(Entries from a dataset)
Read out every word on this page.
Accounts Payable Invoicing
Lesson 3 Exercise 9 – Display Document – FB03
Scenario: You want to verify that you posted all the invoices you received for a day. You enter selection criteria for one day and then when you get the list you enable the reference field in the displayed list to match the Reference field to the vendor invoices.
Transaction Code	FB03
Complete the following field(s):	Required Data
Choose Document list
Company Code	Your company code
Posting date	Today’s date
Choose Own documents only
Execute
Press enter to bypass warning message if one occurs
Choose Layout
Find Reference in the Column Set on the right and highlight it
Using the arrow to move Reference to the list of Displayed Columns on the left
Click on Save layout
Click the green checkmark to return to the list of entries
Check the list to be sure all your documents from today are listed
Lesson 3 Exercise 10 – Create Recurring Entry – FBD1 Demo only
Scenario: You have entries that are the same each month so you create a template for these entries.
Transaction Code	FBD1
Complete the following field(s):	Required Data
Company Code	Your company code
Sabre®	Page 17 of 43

EXERCISE TASK: Isolate each line of the listing above that includes "enter". Copy it.

FINAL RESULT:
Scenario: You want to verify that you posted all the invoices you received for a day. You enter selection criteria for one day and then when you get the list you enable the reference field in the displayed list to match the Reference field to the vendor invoices.
Press enter to bypass warning message if one occurs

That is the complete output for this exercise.